■ Your task: Provide only the number of lines in the records below that include "with".
»»
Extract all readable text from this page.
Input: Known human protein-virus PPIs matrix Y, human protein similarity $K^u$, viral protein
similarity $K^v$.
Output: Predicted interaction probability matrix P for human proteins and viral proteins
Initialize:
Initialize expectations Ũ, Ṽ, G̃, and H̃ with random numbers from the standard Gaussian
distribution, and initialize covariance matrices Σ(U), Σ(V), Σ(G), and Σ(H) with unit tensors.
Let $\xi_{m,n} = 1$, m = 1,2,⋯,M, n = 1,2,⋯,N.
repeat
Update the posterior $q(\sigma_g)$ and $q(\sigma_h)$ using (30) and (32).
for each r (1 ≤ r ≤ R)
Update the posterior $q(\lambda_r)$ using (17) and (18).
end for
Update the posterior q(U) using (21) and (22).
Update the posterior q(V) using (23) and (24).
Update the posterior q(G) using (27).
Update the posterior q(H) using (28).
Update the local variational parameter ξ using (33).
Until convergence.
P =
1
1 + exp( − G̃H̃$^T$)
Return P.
««
■ Solved exercise: 2